■ **STATED GOAL**
Express each line of the material below as a JSON list of strings, one string per line. Omit blank lines and the pictures.

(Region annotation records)

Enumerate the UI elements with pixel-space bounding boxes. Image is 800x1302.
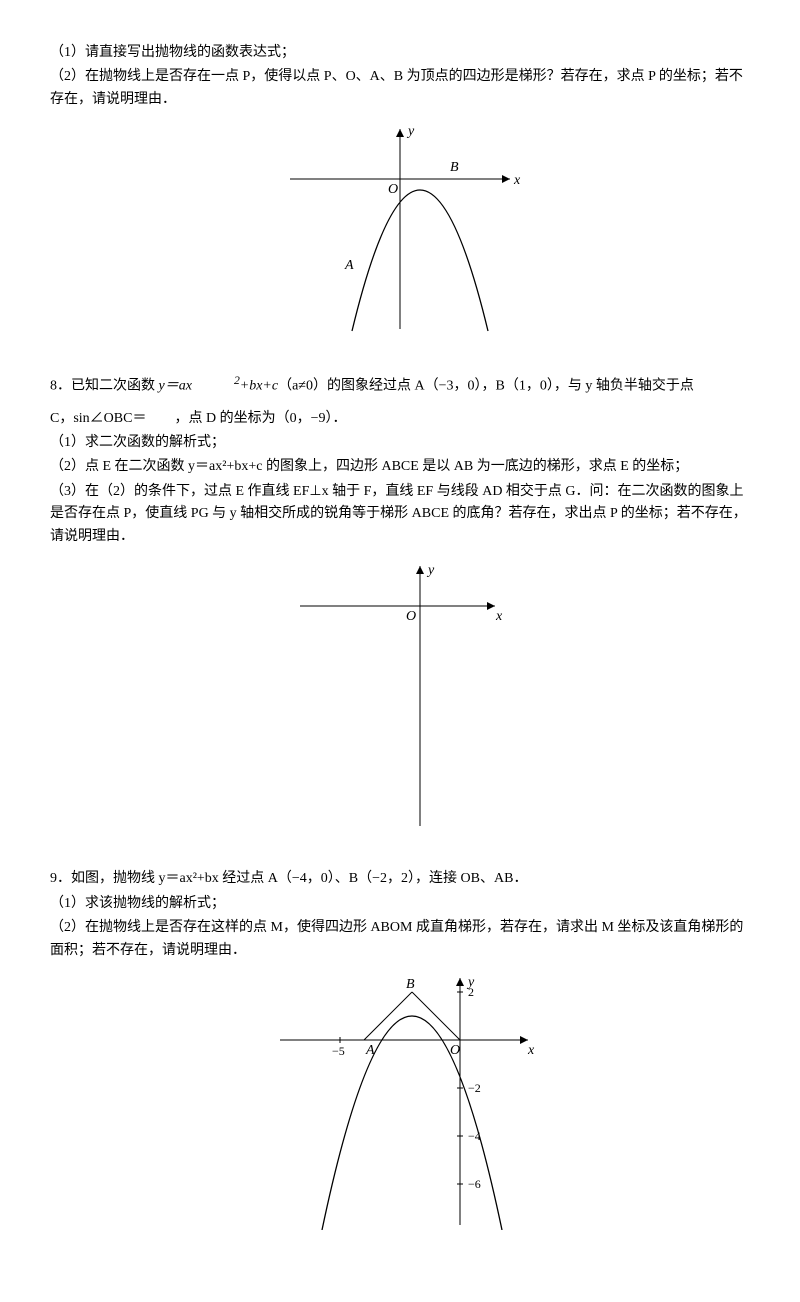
- point-b: B: [450, 160, 459, 175]
- tick-n6-label: −6: [468, 1177, 481, 1191]
- y-arrow: [396, 129, 404, 137]
- point-a: A: [344, 258, 354, 273]
- origin-label-8: O: [406, 609, 416, 624]
- tick-n2-label: −2: [468, 1081, 481, 1095]
- line-ob: [412, 992, 460, 1040]
- y-arrow-9: [456, 978, 464, 986]
- p8-figure: y x O: [50, 556, 750, 844]
- origin-label-9: O: [450, 1043, 460, 1058]
- h: [355, 179, 400, 324]
- tick-n5-label: −5: [332, 1044, 345, 1058]
- p8-expr-2: +bx+c: [240, 378, 278, 393]
- y-label-8: y: [426, 563, 435, 578]
- p9-figure: −5 2 −2 −4 −6 y x O B A: [50, 970, 750, 1238]
- p8-stem-b: （a≠0）的图象经过点 A（−3，0），B（1，0），与 y 轴负半轴交于点: [278, 378, 694, 393]
- p9-q2: （2）在抛物线上是否存在这样的点 M，使得四边形 ABOM 成直角梯形，若存在，…: [50, 917, 750, 962]
- line-ab: [364, 992, 412, 1040]
- y-label-9: y: [466, 975, 475, 990]
- x-label: x: [513, 173, 521, 188]
- origin-label: O: [388, 182, 398, 197]
- x-arrow-8: [487, 602, 495, 610]
- p7-figure: y x O B A: [50, 119, 750, 347]
- p9-stem: 9．如图，抛物线 y＝ax²+bx 经过点 A（−4，0）、B（−2，2），连接…: [50, 868, 750, 890]
- parabola-7: [352, 190, 488, 331]
- p8-stem-line2: C，sin∠OBC＝ ，点 D 的坐标为（0，−9）．: [50, 408, 750, 430]
- x-arrow-9: [520, 1036, 528, 1044]
- p8-q1: （1）求二次函数的解析式；: [50, 432, 750, 454]
- p7-q2: （2）在抛物线上是否存在一点 P，使得以点 P、O、A、B 为顶点的四边形是梯形…: [50, 66, 750, 111]
- y-arrow-8: [416, 566, 424, 574]
- x-label-9: x: [527, 1043, 535, 1058]
- x-label-8: x: [495, 609, 503, 624]
- hidden3: [350, 172, 490, 320]
- point-b-9: B: [406, 977, 415, 992]
- parabola-9: [322, 1016, 502, 1230]
- x-arrow: [502, 175, 510, 183]
- p8-q2: （2）点 E 在二次函数 y＝ax²+bx+c 的图象上，四边形 ABCE 是以…: [50, 456, 750, 478]
- point-a-9: A: [365, 1043, 375, 1058]
- p7-q1: （1）请直接写出抛物线的函数表达式；: [50, 42, 750, 64]
- p8-stem-a: 8．已知二次函数: [50, 378, 159, 393]
- p8-stem-line1: 8．已知二次函数 y＝ax 2+bx+c（a≠0）的图象经过点 A（−3，0），…: [50, 372, 750, 398]
- p8-expr-1: y＝ax: [159, 378, 192, 393]
- p9-q1: （1）求该抛物线的解析式；: [50, 893, 750, 915]
- y-label: y: [406, 124, 415, 139]
- hidden2: [345, 194, 495, 324]
- p8-q3: （3）在（2）的条件下，过点 E 作直线 EF⊥x 轴于 F，直线 EF 与线段…: [50, 481, 750, 548]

■ **THE OUTPUT**
[
  "Enumerate the UI elements with pixel-space bounding boxes. Image is 800x1302.",
  "- point-b: B: [450, 160, 459, 175]",
  "- tick-n6-label: −6: [468, 1177, 481, 1191]",
  "- y-arrow: [396, 129, 404, 137]",
  "- point-a: A: [344, 258, 354, 273]",
  "- origin-label-8: O: [406, 609, 416, 624]",
  "- tick-n2-label: −2: [468, 1081, 481, 1095]",
  "- line-ob: [412, 992, 460, 1040]",
  "- y-arrow-9: [456, 978, 464, 986]",
  "- p8-figure: y x O: [50, 556, 750, 844]",
  "- origin-label-9: O: [450, 1043, 460, 1058]",
  "- h: [355, 179, 400, 324]",
  "- tick-n5-label: −5: [332, 1044, 345, 1058]",
  "- p8-expr-2: +bx+c: [240, 378, 278, 393]",
  "- y-label-8: y: [426, 563, 435, 578]",
  "- p9-figure: −5 2 −2 −4 −6 y x O B A: [50, 970, 750, 1238]",
  "- p8-stem-b: （a≠0）的图象经过点 A（−3，0），B（1，0），与 y 轴负半轴交于点: [278, 378, 694, 393]",
  "- p9-q2: （2）在抛物线上是否存在这样的点 M，使得四边形 ABOM 成直角梯形，若存在，…: [50, 917, 750, 962]",
  "- line-ab: [364, 992, 412, 1040]",
  "- y-label-9: y: [466, 975, 475, 990]",
  "- x-label: x: [513, 173, 521, 188]",
  "- origin-label: O: [388, 182, 398, 197]",
  "- x-arrow-8: [487, 602, 495, 610]",
  "- p7-figure: y x O B A: [50, 119, 750, 347]",
  "- p9-stem: 9．如图，抛物线 y＝ax²+bx 经过点 A（−4，0）、B（−2，2），连接…: [50, 868, 750, 890]",
  "- parabola-7: [352, 190, 488, 331]",
  "- p8-stem-line2: C，sin∠OBC＝ ，点 D 的坐标为（0，−9）．: [50, 408, 750, 430]",
  "- x-arrow-9: [520, 1036, 528, 1044]",
  "- p8-q1: （1）求二次函数的解析式；: [50, 432, 750, 454]",
  "- p7-q2: （2）在抛物线上是否存在一点 P，使得以点 P、O、A、B 为顶点的四边形是梯形…: [50, 66, 750, 111]",
  "- y-arrow-8: [416, 566, 424, 574]",
  "- x-label-9: x: [527, 1043, 535, 1058]",
  "- x-label-8: x: [495, 609, 503, 624]",
  "- hidden3: [350, 172, 490, 320]",
  "- point-b-9: B: [406, 977, 415, 992]",
  "- parabola-9: [322, 1016, 502, 1230]",
  "- x-arrow: [502, 175, 510, 183]",
  "- p8-q2: （2）点 E 在二次函数 y＝ax²+bx+c 的图象上，四边形 ABCE 是以…: [50, 456, 750, 478]",
  "- point-a-9: A: [365, 1043, 375, 1058]",
  "- p7-q1: （1）请直接写出抛物线的函数表达式；: [50, 42, 750, 64]",
  "- p8-stem-a: 8．已知二次函数: [50, 378, 159, 393]",
  "- p8-stem-line1: 8．已知二次函数 y＝ax 2+bx+c（a≠0）的图象经过点 A（−3，0），…: [50, 372, 750, 398]",
  "- p8-expr-1: y＝ax: [159, 378, 192, 393]",
  "- p9-q1: （1）求该抛物线的解析式；: [50, 893, 750, 915]",
  "- y-label: y: [406, 124, 415, 139]",
  "- hidden2: [345, 194, 495, 324]",
  "- p8-q3: （3）在（2）的条件下，过点 E 作直线 EF⊥x 轴于 F，直线 EF 与线段…: [50, 481, 750, 548]"
]